PROBLEM DESCRIPTION:
Output all of the records exactly as written.

MATERIAL PROVIDED:
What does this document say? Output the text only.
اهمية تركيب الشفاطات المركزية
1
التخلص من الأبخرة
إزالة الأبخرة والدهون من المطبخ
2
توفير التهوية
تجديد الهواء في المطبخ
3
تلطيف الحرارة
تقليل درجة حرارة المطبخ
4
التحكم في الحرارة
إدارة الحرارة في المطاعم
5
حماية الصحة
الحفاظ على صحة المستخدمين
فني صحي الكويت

WRITTEN REPLY:
What does this document say? Output the text only.
اهمية تركيب الشفاطات المركزية
1
التخلص من الأبخرة
إزالة الأبخرة والدهون من المطبخ
2
توفير التهوية
تجديد الهواء في المطبخ
3
تلطيف الحرارة
تقليل درجة حرارة المطبخ
4
التحكم في الحرارة
إدارة الحرارة في المطاعم
5
حماية الصحة
الحفاظ على صحة المستخدمين
فني صحي الكويت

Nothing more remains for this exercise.